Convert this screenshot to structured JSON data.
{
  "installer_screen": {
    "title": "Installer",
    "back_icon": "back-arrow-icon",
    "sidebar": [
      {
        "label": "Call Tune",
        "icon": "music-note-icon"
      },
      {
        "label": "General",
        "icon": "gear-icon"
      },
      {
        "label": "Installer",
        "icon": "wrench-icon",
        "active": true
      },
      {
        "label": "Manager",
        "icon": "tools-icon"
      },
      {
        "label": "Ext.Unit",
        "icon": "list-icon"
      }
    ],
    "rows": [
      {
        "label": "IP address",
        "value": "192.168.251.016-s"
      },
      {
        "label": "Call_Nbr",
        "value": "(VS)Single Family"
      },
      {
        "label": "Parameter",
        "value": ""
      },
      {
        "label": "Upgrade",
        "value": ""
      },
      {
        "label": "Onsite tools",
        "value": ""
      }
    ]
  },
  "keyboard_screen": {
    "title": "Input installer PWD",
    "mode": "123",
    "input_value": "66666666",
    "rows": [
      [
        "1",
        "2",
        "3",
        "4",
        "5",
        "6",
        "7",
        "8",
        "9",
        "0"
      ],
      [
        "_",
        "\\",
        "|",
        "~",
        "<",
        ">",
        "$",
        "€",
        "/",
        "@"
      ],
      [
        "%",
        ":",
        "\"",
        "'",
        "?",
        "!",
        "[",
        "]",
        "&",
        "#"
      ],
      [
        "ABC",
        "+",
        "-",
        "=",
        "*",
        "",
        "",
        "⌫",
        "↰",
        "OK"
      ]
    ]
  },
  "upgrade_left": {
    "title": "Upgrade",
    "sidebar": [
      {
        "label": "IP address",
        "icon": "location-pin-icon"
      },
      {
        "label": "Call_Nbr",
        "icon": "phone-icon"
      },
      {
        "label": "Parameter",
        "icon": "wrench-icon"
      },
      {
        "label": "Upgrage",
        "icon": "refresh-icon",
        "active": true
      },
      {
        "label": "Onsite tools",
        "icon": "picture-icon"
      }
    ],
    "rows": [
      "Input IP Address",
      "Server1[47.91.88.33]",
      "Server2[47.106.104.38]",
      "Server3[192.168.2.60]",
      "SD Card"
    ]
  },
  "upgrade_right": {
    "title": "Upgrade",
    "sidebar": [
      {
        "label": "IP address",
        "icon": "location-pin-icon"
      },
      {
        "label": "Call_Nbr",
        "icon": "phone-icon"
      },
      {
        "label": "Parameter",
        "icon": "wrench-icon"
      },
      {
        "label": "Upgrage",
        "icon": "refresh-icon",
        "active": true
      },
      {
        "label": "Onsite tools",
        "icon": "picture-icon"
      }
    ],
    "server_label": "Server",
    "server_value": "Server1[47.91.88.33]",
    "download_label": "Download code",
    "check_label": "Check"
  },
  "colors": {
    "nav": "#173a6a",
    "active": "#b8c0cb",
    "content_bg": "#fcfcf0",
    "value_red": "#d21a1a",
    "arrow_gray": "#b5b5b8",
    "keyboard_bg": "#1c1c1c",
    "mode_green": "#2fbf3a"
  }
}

● Set task
All of the material above needs to be retyped word for word.

● Correct answer
Convert this screenshot to structured JSON data.
{
  "installer_screen": {
    "title": "Installer",
    "back_icon": "back-arrow-icon",
    "sidebar": [
      {
        "label": "Call Tune",
        "icon": "music-note-icon"
      },
      {
        "label": "General",
        "icon": "gear-icon"
      },
      {
        "label": "Installer",
        "icon": "wrench-icon",
        "active": true
      },
      {
        "label": "Manager",
        "icon": "tools-icon"
      },
      {
        "label": "Ext.Unit",
        "icon": "list-icon"
      }
    ],
    "rows": [
      {
        "label": "IP address",
        "value": "192.168.251.016-s"
      },
      {
        "label": "Call_Nbr",
        "value": "(VS)Single Family"
      },
      {
        "label": "Parameter",
        "value": ""
      },
      {
        "label": "Upgrade",
        "value": ""
      },
      {
        "label": "Onsite tools",
        "value": ""
      }
    ]
  },
  "keyboard_screen": {
    "title": "Input installer PWD",
    "mode": "123",
    "input_value": "66666666",
    "rows": [
      [
        "1",
        "2",
        "3",
        "4",
        "5",
        "6",
        "7",
        "8",
        "9",
        "0"
      ],
      [
        "_",
        "\\",
        "|",
        "~",
        "<",
        ">",
        "$",
        "€",
        "/",
        "@"
      ],
      [
        "%",
        ":",
        "\"",
        "'",
        "?",
        "!",
        "[",
        "]",
        "&",
        "#"
      ],
      [
        "ABC",
        "+",
        "-",
        "=",
        "*",
        "",
        "",
        "⌫",
        "↰",
        "OK"
      ]
    ]
  },
  "upgrade_left": {
    "title": "Upgrade",
    "sidebar": [
      {
        "label": "IP address",
        "icon": "location-pin-icon"
      },
      {
        "label": "Call_Nbr",
        "icon": "phone-icon"
      },
      {
        "label": "Parameter",
        "icon": "wrench-icon"
      },
      {
        "label": "Upgrage",
        "icon": "refresh-icon",
        "active": true
      },
      {
        "label": "Onsite tools",
        "icon": "picture-icon"
      }
    ],
    "rows": [
      "Input IP Address",
      "Server1[47.91.88.33]",
      "Server2[47.106.104.38]",
      "Server3[192.168.2.60]",
      "SD Card"
    ]
  },
  "upgrade_right": {
    "title": "Upgrade",
    "sidebar": [
      {
        "label": "IP address",
        "icon": "location-pin-icon"
      },
      {
        "label": "Call_Nbr",
        "icon": "phone-icon"
      },
      {
        "label": "Parameter",
        "icon": "wrench-icon"
      },
      {
        "label": "Upgrage",
        "icon": "refresh-icon",
        "active": true
      },
      {
        "label": "Onsite tools",
        "icon": "picture-icon"
      }
    ],
    "server_label": "Server",
    "server_value": "Server1[47.91.88.33]",
    "download_label": "Download code",
    "check_label": "Check"
  },
  "colors": {
    "nav": "#173a6a",
    "active": "#b8c0cb",
    "content_bg": "#fcfcf0",
    "value_red": "#d21a1a",
    "arrow_gray": "#b5b5b8",
    "keyboard_bg": "#1c1c1c",
    "mode_green": "#2fbf3a"
  }
}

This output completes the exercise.